To do:
Can you extract every line of the records below verbatim, leaving the pictures out?

Element and region data
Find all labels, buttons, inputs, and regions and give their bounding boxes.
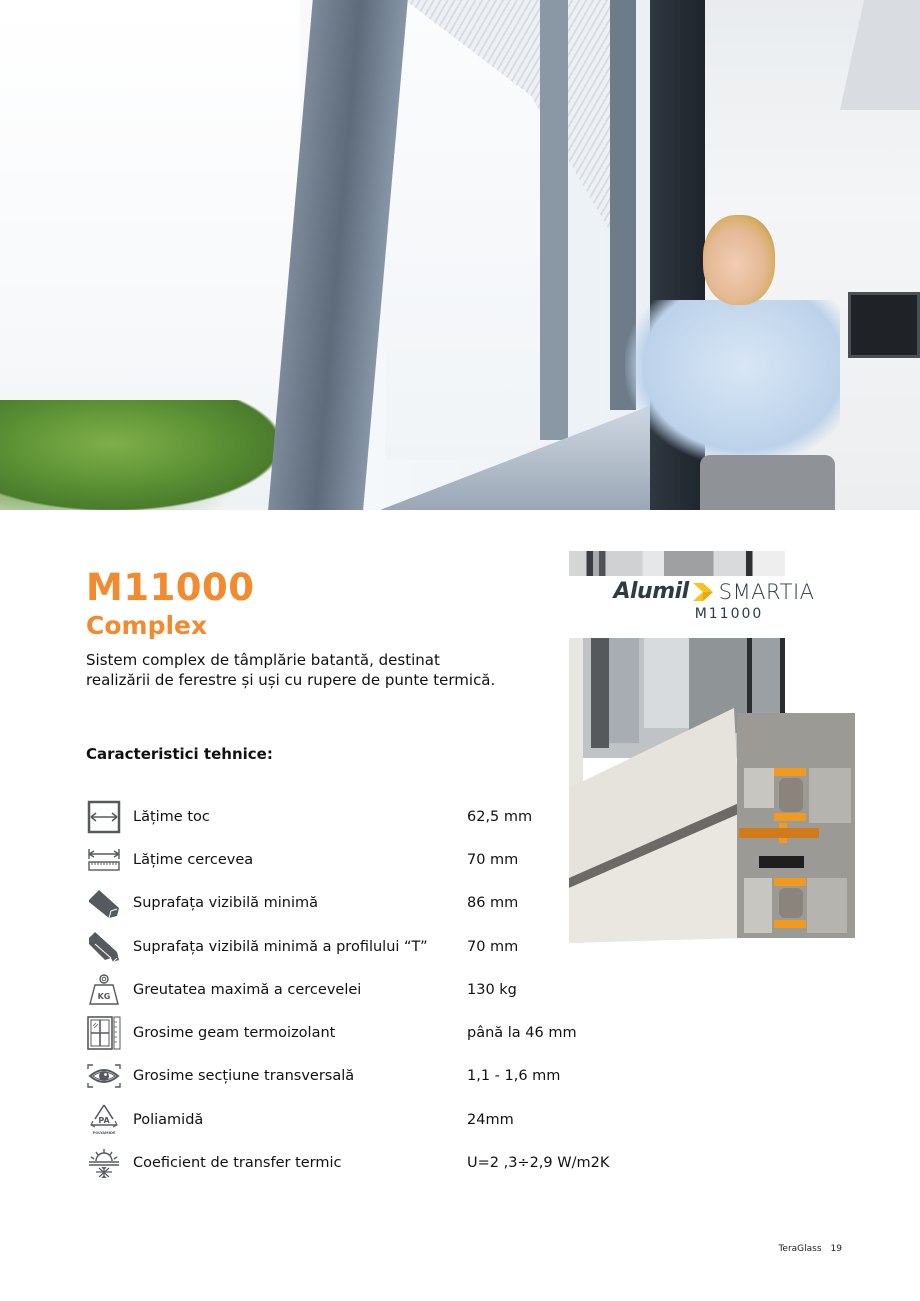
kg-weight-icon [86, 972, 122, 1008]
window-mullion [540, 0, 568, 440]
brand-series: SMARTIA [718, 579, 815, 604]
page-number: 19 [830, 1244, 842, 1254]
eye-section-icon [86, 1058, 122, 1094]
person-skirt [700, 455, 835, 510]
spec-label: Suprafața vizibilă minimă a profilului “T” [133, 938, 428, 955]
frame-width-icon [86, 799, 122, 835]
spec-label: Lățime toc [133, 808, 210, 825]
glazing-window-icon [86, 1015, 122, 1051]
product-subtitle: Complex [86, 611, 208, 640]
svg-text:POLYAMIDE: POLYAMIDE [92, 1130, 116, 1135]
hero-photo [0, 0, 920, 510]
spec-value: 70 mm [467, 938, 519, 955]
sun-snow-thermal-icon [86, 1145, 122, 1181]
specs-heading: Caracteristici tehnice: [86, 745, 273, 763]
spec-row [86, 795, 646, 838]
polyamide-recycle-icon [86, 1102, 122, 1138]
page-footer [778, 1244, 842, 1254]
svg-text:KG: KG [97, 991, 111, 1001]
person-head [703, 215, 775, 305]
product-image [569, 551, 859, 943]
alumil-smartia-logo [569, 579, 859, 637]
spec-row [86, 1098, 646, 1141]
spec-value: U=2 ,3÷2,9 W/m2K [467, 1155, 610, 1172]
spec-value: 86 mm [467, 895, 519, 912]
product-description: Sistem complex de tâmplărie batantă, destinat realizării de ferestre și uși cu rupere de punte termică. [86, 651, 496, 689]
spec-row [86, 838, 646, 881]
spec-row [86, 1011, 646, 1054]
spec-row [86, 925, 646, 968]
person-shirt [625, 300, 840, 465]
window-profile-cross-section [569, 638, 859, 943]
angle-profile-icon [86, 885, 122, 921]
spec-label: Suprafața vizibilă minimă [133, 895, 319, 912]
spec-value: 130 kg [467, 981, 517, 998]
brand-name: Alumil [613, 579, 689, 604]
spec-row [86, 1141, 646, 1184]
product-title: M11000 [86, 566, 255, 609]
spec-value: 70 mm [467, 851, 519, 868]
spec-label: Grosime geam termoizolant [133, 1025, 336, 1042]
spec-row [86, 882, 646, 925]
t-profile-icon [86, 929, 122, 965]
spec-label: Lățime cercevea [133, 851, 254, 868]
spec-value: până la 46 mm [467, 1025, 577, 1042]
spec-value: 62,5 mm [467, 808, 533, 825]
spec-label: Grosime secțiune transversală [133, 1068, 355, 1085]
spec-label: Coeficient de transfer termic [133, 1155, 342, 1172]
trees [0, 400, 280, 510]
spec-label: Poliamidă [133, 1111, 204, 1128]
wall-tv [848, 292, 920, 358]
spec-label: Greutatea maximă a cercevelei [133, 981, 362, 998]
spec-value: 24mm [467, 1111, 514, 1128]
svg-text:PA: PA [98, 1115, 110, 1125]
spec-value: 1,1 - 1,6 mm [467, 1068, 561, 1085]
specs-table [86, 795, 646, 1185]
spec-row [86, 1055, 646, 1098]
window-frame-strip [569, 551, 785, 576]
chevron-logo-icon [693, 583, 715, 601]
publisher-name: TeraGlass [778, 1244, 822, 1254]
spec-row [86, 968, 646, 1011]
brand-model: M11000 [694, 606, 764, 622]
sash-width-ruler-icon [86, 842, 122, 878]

Reply:
Find all labels, buttons, inputs, and regions and give their bounding boxes.
kg-weight-icon [86, 972, 122, 1008]
window-mullion [540, 0, 568, 440]
brand-series: SMARTIA [718, 579, 815, 604]
page-number: 19 [830, 1244, 842, 1254]
eye-section-icon [86, 1058, 122, 1094]
person-skirt [700, 455, 835, 510]
spec-label: Suprafața vizibilă minimă a profilului “T” [133, 938, 428, 955]
frame-width-icon [86, 799, 122, 835]
spec-label: Lățime toc [133, 808, 210, 825]
glazing-window-icon [86, 1015, 122, 1051]
product-subtitle: Complex [86, 611, 208, 640]
svg-text:POLYAMIDE: POLYAMIDE [92, 1130, 116, 1135]
hero-photo [0, 0, 920, 510]
spec-value: 70 mm [467, 938, 519, 955]
sun-snow-thermal-icon [86, 1145, 122, 1181]
specs-heading: Caracteristici tehnice: [86, 745, 273, 763]
spec-row [86, 795, 646, 838]
polyamide-recycle-icon [86, 1102, 122, 1138]
page-footer [778, 1244, 842, 1254]
svg-text:KG: KG [97, 991, 111, 1001]
person-head [703, 215, 775, 305]
product-image [569, 551, 859, 943]
alumil-smartia-logo [569, 579, 859, 637]
spec-row [86, 1098, 646, 1141]
spec-value: U=2 ,3÷2,9 W/m2K [467, 1155, 610, 1172]
spec-value: 86 mm [467, 895, 519, 912]
product-description: Sistem complex de tâmplărie batantă, destinat realizării de ferestre și uși cu rupere de punte termică. [86, 651, 496, 689]
spec-row [86, 838, 646, 881]
spec-row [86, 1011, 646, 1054]
spec-row [86, 925, 646, 968]
person-shirt [625, 300, 840, 465]
window-profile-cross-section [569, 638, 859, 943]
angle-profile-icon [86, 885, 122, 921]
spec-label: Suprafața vizibilă minimă [133, 895, 319, 912]
spec-value: 130 kg [467, 981, 517, 998]
brand-name: Alumil [613, 579, 689, 604]
spec-row [86, 1141, 646, 1184]
product-title: M11000 [86, 566, 255, 609]
spec-value: 70 mm [467, 851, 519, 868]
spec-label: Grosime geam termoizolant [133, 1025, 336, 1042]
spec-row [86, 882, 646, 925]
t-profile-icon [86, 929, 122, 965]
spec-label: Lățime cercevea [133, 851, 254, 868]
spec-value: până la 46 mm [467, 1025, 577, 1042]
spec-value: 62,5 mm [467, 808, 533, 825]
spec-label: Grosime secțiune transversală [133, 1068, 355, 1085]
spec-label: Coeficient de transfer termic [133, 1155, 342, 1172]
trees [0, 400, 280, 510]
spec-label: Poliamidă [133, 1111, 204, 1128]
wall-tv [848, 292, 920, 358]
spec-label: Greutatea maximă a cercevelei [133, 981, 362, 998]
spec-value: 24mm [467, 1111, 514, 1128]
svg-text:PA: PA [98, 1115, 110, 1125]
spec-value: 1,1 - 1,6 mm [467, 1068, 561, 1085]
specs-table [86, 795, 646, 1185]
spec-row [86, 1055, 646, 1098]
window-frame-strip [569, 551, 785, 576]
chevron-logo-icon [693, 583, 715, 601]
publisher-name: TeraGlass [778, 1244, 822, 1254]
spec-row [86, 968, 646, 1011]
brand-model: M11000 [694, 606, 764, 622]
sash-width-ruler-icon [86, 842, 122, 878]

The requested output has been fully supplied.